> **Excerpted data**
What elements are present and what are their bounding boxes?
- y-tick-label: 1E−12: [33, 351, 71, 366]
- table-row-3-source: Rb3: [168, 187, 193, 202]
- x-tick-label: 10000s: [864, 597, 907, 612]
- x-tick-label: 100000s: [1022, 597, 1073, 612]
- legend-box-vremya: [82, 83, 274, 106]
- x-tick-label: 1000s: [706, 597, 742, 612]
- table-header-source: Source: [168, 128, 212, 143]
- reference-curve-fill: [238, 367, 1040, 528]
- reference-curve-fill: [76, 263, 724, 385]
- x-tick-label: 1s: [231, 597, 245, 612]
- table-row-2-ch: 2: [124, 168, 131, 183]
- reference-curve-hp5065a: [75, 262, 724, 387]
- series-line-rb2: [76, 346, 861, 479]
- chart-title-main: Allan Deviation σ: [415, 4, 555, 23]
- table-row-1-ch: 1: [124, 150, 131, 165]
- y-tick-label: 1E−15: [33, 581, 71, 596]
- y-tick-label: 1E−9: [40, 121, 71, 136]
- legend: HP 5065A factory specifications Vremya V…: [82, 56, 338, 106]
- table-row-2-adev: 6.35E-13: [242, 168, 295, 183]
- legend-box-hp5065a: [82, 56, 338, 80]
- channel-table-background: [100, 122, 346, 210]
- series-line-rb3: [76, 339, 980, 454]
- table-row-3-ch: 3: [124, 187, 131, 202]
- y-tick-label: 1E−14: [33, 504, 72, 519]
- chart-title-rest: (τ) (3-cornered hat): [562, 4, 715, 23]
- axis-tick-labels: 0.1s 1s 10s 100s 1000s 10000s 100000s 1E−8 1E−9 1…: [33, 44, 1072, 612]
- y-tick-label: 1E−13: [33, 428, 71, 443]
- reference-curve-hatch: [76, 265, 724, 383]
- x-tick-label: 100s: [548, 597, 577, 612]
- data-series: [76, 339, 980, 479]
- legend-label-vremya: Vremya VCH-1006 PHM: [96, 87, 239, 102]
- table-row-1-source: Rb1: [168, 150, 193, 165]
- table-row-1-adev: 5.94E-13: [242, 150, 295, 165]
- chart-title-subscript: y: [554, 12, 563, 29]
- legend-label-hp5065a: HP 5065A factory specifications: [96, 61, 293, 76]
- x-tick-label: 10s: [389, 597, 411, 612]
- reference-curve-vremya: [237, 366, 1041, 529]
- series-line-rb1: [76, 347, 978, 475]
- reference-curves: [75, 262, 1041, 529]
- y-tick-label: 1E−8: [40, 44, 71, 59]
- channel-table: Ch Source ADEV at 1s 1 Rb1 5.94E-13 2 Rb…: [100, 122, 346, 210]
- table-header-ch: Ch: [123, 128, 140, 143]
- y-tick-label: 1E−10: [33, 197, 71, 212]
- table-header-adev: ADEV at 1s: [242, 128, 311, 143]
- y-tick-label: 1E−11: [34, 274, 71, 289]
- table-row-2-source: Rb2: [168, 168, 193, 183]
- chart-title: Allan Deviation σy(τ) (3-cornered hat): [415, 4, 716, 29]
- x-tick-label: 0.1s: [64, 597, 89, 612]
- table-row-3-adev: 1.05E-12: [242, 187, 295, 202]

> **Written problem**
Copy in full each row above that contains the string "reference". The match is case-sensitive.

> **Response to the exercise**
- reference-curve-fill: [238, 367, 1040, 528]
- reference-curve-fill: [76, 263, 724, 385]
- reference-curve-hp5065a: [75, 262, 724, 387]
- reference-curve-hatch: [76, 265, 724, 383]
- reference-curve-vremya: [237, 366, 1041, 529]
- reference-curves: [75, 262, 1041, 529]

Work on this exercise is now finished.